#### Given instruction
Where a line holds "values", copy it.
--- Start Exercise input ---
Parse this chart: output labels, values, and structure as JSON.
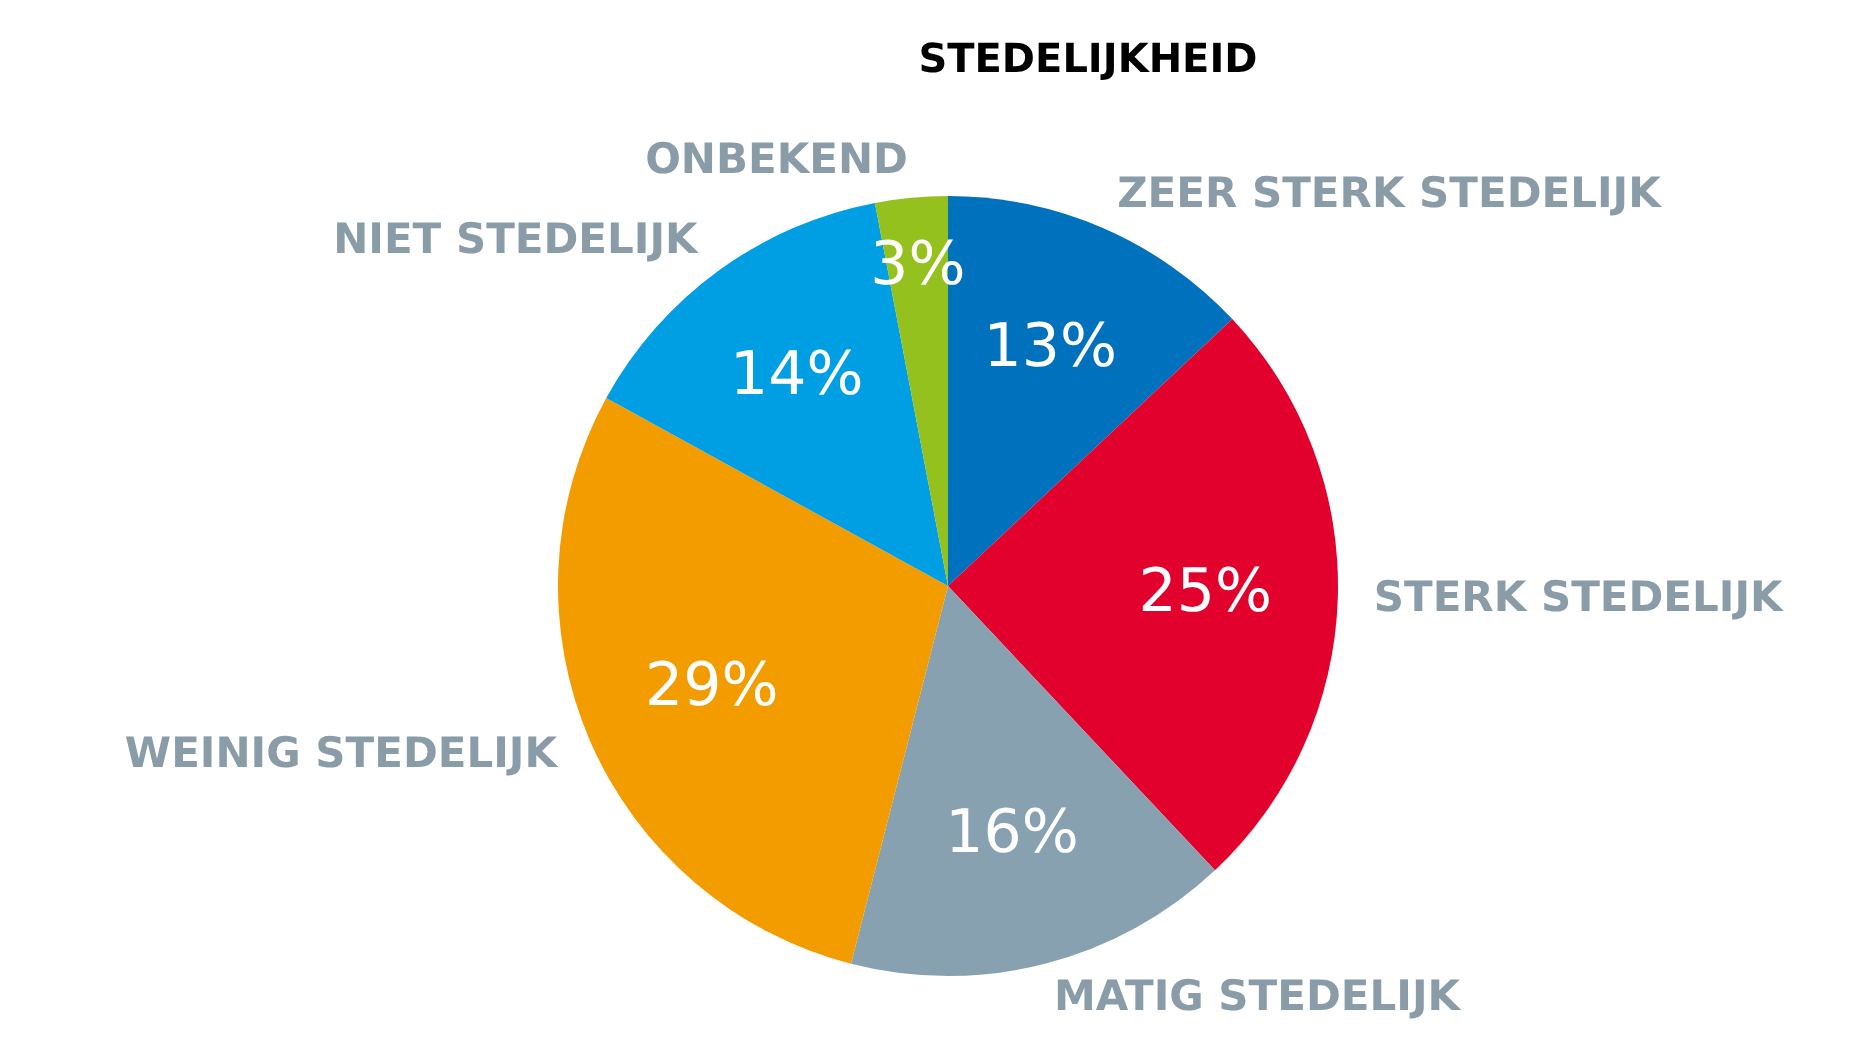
{
  "chart_data": {
    "type": "pie",
    "title": "STEDELIJKHEID",
    "categories": [
      "ZEER STERK STEDELIJK",
      "STERK STEDELIJK",
      "MATIG STEDELIJK",
      "WEINIG STEDELIJK",
      "NIET STEDELIJK",
      "ONBEKEND"
    ],
    "values": [
      13,
      25,
      16,
      29,
      14,
      3
    ],
    "colors": [
      "#0071bc",
      "#e2002d",
      "#87a1b0",
      "#f39c00",
      "#009fe3",
      "#95c11f"
    ],
    "value_labels": [
      "13%",
      "25%",
      "16%",
      "29%",
      "14%",
      "3%"
    ]
  }
}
--- End Exercise input ---
#### Solution to this problem
Parse this chart: output labels, values, and structure as JSON.
    "values": [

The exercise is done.